STATED GOAL
Restate the entries below word for word, omitting nothing.

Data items
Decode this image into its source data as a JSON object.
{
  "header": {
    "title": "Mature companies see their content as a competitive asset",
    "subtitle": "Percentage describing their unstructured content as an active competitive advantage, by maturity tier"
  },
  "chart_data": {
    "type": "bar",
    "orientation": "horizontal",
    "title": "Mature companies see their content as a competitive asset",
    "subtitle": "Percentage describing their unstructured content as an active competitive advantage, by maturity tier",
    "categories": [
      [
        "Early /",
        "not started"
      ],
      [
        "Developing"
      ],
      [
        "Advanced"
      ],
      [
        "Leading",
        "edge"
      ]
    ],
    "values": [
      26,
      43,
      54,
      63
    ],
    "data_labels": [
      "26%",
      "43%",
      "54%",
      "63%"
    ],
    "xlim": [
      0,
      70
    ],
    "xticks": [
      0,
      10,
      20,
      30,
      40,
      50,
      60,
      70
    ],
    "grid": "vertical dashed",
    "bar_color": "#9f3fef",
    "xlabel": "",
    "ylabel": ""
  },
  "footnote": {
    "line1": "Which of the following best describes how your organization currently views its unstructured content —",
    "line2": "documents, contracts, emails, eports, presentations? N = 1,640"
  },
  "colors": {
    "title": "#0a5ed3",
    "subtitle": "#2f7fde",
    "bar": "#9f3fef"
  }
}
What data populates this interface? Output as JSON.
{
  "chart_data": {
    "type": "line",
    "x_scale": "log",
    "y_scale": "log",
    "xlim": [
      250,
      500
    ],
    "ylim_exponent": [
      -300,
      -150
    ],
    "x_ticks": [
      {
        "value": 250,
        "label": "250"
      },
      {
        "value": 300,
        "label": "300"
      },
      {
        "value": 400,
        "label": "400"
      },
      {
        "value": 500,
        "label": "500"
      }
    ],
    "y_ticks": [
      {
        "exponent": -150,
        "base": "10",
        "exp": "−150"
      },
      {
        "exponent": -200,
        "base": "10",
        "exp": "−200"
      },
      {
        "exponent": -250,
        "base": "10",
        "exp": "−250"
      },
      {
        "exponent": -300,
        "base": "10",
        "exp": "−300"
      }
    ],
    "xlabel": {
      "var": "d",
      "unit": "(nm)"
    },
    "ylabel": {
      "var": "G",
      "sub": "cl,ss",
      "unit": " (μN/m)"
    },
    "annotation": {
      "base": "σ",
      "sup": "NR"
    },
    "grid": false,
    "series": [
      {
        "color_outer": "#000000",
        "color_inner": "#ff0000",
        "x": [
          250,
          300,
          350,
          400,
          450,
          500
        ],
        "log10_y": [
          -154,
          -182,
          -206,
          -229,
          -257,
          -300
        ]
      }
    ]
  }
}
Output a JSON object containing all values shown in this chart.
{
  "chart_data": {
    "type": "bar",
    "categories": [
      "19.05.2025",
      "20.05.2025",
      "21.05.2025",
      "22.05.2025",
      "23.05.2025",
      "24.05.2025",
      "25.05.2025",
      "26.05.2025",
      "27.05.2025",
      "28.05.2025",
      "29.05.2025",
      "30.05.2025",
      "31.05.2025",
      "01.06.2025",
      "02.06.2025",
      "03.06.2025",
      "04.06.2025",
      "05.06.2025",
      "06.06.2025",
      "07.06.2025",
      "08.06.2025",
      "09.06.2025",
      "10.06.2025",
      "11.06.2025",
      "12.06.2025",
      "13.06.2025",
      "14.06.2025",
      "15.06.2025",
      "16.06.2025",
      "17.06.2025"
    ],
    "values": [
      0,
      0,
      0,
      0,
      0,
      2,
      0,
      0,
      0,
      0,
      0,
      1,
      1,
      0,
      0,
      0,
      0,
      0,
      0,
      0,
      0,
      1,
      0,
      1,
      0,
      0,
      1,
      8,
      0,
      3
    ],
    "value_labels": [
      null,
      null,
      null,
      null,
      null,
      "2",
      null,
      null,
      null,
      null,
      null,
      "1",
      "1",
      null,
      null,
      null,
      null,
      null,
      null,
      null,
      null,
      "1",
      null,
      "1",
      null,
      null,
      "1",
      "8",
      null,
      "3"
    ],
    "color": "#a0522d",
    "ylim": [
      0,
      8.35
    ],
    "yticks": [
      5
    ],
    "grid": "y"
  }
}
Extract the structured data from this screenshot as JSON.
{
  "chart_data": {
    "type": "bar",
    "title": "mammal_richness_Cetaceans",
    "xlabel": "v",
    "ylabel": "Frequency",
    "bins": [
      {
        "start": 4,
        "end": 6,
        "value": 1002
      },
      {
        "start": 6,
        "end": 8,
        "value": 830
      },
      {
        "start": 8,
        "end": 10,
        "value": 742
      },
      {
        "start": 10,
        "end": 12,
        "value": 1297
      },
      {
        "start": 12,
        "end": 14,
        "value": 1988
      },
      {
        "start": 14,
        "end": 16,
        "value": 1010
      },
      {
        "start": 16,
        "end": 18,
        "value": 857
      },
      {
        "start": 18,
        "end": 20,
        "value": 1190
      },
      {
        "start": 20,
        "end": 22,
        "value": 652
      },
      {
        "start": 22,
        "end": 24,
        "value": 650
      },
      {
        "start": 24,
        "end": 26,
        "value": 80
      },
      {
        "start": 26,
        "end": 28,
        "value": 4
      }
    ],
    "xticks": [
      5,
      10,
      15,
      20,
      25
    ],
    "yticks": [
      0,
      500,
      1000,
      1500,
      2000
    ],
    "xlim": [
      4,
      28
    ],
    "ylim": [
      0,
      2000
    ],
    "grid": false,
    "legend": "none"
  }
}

FINAL RESULT
Decode this image into its source data as a JSON object.
{
  "header": {
    "title": "Mature companies see their content as a competitive asset",
    "subtitle": "Percentage describing their unstructured content as an active competitive advantage, by maturity tier"
  },
  "chart_data": {
    "type": "bar",
    "orientation": "horizontal",
    "title": "Mature companies see their content as a competitive asset",
    "subtitle": "Percentage describing their unstructured content as an active competitive advantage, by maturity tier",
    "categories": [
      [
        "Early /",
        "not started"
      ],
      [
        "Developing"
      ],
      [
        "Advanced"
      ],
      [
        "Leading",
        "edge"
      ]
    ],
    "values": [
      26,
      43,
      54,
      63
    ],
    "data_labels": [
      "26%",
      "43%",
      "54%",
      "63%"
    ],
    "xlim": [
      0,
      70
    ],
    "xticks": [
      0,
      10,
      20,
      30,
      40,
      50,
      60,
      70
    ],
    "grid": "vertical dashed",
    "bar_color": "#9f3fef",
    "xlabel": "",
    "ylabel": ""
  },
  "footnote": {
    "line1": "Which of the following best describes how your organization currently views its unstructured content —",
    "line2": "documents, contracts, emails, eports, presentations? N = 1,640"
  },
  "colors": {
    "title": "#0a5ed3",
    "subtitle": "#2f7fde",
    "bar": "#9f3fef"
  }
}
What data populates this interface? Output as JSON.
{
  "chart_data": {
    "type": "line",
    "x_scale": "log",
    "y_scale": "log",
    "xlim": [
      250,
      500
    ],
    "ylim_exponent": [
      -300,
      -150
    ],
    "x_ticks": [
      {
        "value": 250,
        "label": "250"
      },
      {
        "value": 300,
        "label": "300"
      },
      {
        "value": 400,
        "label": "400"
      },
      {
        "value": 500,
        "label": "500"
      }
    ],
    "y_ticks": [
      {
        "exponent": -150,
        "base": "10",
        "exp": "−150"
      },
      {
        "exponent": -200,
        "base": "10",
        "exp": "−200"
      },
      {
        "exponent": -250,
        "base": "10",
        "exp": "−250"
      },
      {
        "exponent": -300,
        "base": "10",
        "exp": "−300"
      }
    ],
    "xlabel": {
      "var": "d",
      "unit": "(nm)"
    },
    "ylabel": {
      "var": "G",
      "sub": "cl,ss",
      "unit": " (μN/m)"
    },
    "annotation": {
      "base": "σ",
      "sup": "NR"
    },
    "grid": false,
    "series": [
      {
        "color_outer": "#000000",
        "color_inner": "#ff0000",
        "x": [
          250,
          300,
          350,
          400,
          450,
          500
        ],
        "log10_y": [
          -154,
          -182,
          -206,
          -229,
          -257,
          -300
        ]
      }
    ]
  }
}
Output a JSON object containing all values shown in this chart.
{
  "chart_data": {
    "type": "bar",
    "categories": [
      "19.05.2025",
      "20.05.2025",
      "21.05.2025",
      "22.05.2025",
      "23.05.2025",
      "24.05.2025",
      "25.05.2025",
      "26.05.2025",
      "27.05.2025",
      "28.05.2025",
      "29.05.2025",
      "30.05.2025",
      "31.05.2025",
      "01.06.2025",
      "02.06.2025",
      "03.06.2025",
      "04.06.2025",
      "05.06.2025",
      "06.06.2025",
      "07.06.2025",
      "08.06.2025",
      "09.06.2025",
      "10.06.2025",
      "11.06.2025",
      "12.06.2025",
      "13.06.2025",
      "14.06.2025",
      "15.06.2025",
      "16.06.2025",
      "17.06.2025"
    ],
    "values": [
      0,
      0,
      0,
      0,
      0,
      2,
      0,
      0,
      0,
      0,
      0,
      1,
      1,
      0,
      0,
      0,
      0,
      0,
      0,
      0,
      0,
      1,
      0,
      1,
      0,
      0,
      1,
      8,
      0,
      3
    ],
    "value_labels": [
      null,
      null,
      null,
      null,
      null,
      "2",
      null,
      null,
      null,
      null,
      null,
      "1",
      "1",
      null,
      null,
      null,
      null,
      null,
      null,
      null,
      null,
      "1",
      null,
      "1",
      null,
      null,
      "1",
      "8",
      null,
      "3"
    ],
    "color": "#a0522d",
    "ylim": [
      0,
      8.35
    ],
    "yticks": [
      5
    ],
    "grid": "y"
  }
}
Extract the structured data from this screenshot as JSON.
{
  "chart_data": {
    "type": "bar",
    "title": "mammal_richness_Cetaceans",
    "xlabel": "v",
    "ylabel": "Frequency",
    "bins": [
      {
        "start": 4,
        "end": 6,
        "value": 1002
      },
      {
        "start": 6,
        "end": 8,
        "value": 830
      },
      {
        "start": 8,
        "end": 10,
        "value": 742
      },
      {
        "start": 10,
        "end": 12,
        "value": 1297
      },
      {
        "start": 12,
        "end": 14,
        "value": 1988
      },
      {
        "start": 14,
        "end": 16,
        "value": 1010
      },
      {
        "start": 16,
        "end": 18,
        "value": 857
      },
      {
        "start": 18,
        "end": 20,
        "value": 1190
      },
      {
        "start": 20,
        "end": 22,
        "value": 652
      },
      {
        "start": 22,
        "end": 24,
        "value": 650
      },
      {
        "start": 24,
        "end": 26,
        "value": 80
      },
      {
        "start": 26,
        "end": 28,
        "value": 4
      }
    ],
    "xticks": [
      5,
      10,
      15,
      20,
      25
    ],
    "yticks": [
      0,
      500,
      1000,
      1500,
      2000
    ],
    "xlim": [
      4,
      28
    ],
    "ylim": [
      0,
      2000
    ],
    "grid": false,
    "legend": "none"
  }
}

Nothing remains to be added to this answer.